##### MATERIALS PROVIDED

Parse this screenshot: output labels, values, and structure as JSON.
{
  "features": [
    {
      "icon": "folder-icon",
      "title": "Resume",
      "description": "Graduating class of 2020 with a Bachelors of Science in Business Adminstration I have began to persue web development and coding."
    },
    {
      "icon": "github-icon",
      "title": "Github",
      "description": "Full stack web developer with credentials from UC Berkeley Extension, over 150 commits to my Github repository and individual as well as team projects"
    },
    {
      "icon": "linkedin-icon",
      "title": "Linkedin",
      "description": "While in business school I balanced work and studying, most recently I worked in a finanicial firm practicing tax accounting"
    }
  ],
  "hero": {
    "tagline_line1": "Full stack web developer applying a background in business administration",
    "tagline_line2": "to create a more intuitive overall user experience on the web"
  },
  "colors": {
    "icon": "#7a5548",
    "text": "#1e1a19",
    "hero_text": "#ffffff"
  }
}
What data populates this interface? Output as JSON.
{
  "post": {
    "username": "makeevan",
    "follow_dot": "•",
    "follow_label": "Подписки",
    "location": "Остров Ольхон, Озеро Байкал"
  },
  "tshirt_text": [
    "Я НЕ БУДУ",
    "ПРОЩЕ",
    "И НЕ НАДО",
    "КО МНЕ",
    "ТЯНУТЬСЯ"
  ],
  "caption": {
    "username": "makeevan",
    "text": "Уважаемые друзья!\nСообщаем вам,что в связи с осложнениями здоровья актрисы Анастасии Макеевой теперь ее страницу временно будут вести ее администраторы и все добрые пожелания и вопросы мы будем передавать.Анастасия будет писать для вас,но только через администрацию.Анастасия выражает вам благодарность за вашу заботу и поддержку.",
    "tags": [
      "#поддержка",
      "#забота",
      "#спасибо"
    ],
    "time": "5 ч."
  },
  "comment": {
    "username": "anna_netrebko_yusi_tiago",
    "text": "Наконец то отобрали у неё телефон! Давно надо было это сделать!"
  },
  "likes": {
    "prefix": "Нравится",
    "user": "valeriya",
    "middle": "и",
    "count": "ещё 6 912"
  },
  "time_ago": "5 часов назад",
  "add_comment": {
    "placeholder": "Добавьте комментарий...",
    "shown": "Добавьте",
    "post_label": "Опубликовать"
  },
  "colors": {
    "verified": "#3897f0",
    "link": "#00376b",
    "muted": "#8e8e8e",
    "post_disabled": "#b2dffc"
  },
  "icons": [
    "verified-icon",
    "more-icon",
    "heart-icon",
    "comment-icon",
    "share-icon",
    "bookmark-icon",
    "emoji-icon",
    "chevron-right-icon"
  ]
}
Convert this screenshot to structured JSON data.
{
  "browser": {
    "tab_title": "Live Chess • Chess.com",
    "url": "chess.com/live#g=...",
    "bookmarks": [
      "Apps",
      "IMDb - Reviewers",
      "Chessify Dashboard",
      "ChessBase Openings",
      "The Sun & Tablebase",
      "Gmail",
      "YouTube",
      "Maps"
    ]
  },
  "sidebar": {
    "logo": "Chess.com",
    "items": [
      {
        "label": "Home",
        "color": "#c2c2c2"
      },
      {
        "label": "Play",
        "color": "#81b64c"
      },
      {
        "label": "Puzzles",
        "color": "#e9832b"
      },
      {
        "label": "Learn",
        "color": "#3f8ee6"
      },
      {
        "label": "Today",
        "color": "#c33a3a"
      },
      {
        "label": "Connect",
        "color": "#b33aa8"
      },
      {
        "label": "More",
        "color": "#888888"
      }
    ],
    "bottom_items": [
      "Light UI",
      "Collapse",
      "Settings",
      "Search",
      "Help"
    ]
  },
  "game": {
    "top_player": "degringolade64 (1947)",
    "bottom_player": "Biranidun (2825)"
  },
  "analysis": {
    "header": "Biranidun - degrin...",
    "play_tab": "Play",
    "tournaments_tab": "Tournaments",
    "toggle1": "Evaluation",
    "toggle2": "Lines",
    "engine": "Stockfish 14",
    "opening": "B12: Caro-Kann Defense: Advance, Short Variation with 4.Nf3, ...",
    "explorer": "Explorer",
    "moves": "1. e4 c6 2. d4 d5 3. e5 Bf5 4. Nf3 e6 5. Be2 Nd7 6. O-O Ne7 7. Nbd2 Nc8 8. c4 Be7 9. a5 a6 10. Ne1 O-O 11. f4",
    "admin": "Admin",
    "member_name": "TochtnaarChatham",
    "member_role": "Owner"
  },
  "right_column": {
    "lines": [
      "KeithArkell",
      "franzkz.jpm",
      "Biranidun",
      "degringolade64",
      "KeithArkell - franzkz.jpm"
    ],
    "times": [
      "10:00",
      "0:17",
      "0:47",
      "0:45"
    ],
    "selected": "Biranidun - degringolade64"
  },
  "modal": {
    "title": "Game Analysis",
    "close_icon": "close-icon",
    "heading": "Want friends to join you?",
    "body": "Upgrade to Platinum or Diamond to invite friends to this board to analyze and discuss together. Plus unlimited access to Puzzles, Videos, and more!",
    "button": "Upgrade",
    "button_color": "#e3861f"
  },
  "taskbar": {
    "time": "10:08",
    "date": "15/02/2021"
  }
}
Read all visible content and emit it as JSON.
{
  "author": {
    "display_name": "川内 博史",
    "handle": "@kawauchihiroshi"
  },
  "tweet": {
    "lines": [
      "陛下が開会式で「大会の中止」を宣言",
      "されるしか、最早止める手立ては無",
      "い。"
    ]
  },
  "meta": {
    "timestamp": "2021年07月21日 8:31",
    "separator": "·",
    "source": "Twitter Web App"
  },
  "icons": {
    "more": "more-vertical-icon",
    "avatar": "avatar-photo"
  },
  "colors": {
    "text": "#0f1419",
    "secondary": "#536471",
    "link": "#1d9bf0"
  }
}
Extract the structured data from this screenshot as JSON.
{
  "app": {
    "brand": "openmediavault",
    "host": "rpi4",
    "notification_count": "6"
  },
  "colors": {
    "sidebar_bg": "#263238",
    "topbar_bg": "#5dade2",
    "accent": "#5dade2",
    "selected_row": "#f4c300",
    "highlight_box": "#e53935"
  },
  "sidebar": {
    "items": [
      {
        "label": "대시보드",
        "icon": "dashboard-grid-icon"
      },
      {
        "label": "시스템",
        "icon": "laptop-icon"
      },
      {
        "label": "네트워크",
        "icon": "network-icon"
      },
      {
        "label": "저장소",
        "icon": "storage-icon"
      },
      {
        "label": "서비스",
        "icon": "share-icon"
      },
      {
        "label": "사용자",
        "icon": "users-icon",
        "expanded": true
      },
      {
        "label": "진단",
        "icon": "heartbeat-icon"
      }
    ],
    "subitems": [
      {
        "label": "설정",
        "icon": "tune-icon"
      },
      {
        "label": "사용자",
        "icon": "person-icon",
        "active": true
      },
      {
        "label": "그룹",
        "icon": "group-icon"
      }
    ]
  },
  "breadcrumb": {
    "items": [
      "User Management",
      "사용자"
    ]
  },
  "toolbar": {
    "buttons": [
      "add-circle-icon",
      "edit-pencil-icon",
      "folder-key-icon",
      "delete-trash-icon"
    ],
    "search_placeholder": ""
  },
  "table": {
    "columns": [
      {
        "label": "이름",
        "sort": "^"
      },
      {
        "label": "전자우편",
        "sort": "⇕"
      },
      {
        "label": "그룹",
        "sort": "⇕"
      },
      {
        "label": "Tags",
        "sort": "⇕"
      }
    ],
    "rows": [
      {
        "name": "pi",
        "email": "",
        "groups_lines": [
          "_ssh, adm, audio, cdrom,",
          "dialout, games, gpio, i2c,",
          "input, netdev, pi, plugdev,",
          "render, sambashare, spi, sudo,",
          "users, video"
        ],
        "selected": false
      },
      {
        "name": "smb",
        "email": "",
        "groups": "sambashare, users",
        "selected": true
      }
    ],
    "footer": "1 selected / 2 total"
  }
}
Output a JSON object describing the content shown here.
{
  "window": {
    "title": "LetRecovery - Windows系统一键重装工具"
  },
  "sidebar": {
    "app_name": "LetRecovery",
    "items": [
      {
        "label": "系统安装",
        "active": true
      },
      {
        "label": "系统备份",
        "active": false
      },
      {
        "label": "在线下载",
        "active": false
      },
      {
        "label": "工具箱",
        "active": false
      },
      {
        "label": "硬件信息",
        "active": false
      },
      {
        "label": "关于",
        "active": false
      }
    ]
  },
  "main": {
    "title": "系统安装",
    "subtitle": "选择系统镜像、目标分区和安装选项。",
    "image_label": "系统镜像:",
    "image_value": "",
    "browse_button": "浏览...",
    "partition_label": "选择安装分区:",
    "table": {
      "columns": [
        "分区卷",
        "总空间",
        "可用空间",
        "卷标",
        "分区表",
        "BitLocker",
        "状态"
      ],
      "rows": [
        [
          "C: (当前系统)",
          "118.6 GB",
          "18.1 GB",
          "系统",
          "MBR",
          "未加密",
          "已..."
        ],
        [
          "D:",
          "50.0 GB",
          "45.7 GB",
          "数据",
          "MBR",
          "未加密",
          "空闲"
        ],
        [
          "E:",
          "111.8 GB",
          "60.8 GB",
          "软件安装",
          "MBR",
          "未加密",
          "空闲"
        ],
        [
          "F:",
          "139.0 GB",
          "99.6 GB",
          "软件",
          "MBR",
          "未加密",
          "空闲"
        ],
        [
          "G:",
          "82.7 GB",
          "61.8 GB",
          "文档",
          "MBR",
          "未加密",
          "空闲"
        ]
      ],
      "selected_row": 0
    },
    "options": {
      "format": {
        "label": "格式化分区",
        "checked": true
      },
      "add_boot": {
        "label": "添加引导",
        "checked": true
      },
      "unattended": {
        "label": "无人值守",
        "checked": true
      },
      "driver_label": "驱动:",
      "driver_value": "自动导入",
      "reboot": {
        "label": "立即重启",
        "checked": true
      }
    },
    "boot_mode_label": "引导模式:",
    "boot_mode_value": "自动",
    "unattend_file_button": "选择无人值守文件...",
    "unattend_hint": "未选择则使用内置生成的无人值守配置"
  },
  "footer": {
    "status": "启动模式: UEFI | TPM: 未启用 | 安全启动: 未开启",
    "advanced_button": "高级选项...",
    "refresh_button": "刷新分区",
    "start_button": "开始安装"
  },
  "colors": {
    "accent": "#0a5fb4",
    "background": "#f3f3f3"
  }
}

##########

TASK:
Give the number of lines above that hold the word "screenshot", and nothing more.

OUTPUT BELOW:
3